WHAT IS NEEDED:
From the entries below, report how many lines contain the string "节能环保". Give only that number.

MATERIAL TO PROCESS:

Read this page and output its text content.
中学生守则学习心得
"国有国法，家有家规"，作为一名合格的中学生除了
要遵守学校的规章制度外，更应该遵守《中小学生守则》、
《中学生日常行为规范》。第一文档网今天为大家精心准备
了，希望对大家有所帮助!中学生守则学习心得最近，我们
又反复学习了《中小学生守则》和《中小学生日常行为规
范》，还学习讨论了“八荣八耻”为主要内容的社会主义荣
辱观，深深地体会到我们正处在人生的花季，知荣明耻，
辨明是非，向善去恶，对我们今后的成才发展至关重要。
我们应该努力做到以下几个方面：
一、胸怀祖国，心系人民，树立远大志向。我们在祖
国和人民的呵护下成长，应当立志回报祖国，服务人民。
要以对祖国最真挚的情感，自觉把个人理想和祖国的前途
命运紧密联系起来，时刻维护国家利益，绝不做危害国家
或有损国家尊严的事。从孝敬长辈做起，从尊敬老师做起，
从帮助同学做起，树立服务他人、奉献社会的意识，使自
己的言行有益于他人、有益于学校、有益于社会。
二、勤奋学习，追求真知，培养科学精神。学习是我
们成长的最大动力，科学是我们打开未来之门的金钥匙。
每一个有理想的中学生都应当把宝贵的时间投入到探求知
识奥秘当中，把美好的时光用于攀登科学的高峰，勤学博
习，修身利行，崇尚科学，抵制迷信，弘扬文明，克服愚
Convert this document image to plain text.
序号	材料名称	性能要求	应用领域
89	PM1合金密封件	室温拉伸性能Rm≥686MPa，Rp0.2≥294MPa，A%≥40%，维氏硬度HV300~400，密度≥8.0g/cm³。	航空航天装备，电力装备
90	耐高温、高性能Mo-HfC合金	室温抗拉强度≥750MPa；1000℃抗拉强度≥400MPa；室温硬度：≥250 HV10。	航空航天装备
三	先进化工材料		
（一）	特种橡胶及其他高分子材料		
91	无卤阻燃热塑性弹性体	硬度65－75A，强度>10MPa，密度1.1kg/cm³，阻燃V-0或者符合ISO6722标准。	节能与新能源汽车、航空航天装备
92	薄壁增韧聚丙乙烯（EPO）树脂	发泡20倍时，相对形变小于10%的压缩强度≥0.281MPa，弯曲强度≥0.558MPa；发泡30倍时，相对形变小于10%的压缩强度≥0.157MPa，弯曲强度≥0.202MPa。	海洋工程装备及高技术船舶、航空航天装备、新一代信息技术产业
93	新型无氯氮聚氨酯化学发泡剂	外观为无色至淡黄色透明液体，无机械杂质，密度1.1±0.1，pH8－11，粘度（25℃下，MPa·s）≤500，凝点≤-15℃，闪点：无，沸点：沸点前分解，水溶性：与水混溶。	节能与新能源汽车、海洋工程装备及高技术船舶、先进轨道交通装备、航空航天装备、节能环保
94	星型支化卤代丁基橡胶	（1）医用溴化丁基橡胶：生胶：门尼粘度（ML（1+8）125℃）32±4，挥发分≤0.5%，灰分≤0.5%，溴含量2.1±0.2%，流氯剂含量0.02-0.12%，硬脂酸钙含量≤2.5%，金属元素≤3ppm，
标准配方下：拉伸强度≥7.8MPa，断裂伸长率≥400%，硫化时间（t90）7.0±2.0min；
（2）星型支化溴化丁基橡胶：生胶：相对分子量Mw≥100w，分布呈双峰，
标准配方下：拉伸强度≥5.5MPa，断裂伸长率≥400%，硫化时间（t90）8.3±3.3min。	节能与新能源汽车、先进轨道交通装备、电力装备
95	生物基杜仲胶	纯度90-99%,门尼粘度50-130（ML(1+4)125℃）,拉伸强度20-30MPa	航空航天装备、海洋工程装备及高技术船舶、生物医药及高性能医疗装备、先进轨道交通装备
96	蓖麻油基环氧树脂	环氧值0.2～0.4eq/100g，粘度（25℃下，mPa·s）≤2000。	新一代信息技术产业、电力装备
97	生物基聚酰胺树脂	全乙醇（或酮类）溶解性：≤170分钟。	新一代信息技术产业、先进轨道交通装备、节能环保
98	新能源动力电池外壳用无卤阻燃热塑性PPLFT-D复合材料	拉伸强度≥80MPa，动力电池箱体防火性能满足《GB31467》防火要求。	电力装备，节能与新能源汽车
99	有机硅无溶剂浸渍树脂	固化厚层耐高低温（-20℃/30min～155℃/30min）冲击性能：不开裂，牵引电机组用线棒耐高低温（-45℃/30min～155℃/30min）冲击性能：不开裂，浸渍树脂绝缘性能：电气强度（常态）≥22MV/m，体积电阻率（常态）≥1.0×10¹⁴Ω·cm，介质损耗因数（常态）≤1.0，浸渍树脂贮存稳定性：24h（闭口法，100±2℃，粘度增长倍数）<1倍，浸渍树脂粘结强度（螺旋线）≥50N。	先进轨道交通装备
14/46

RESPONSE TO THIS TASK:
2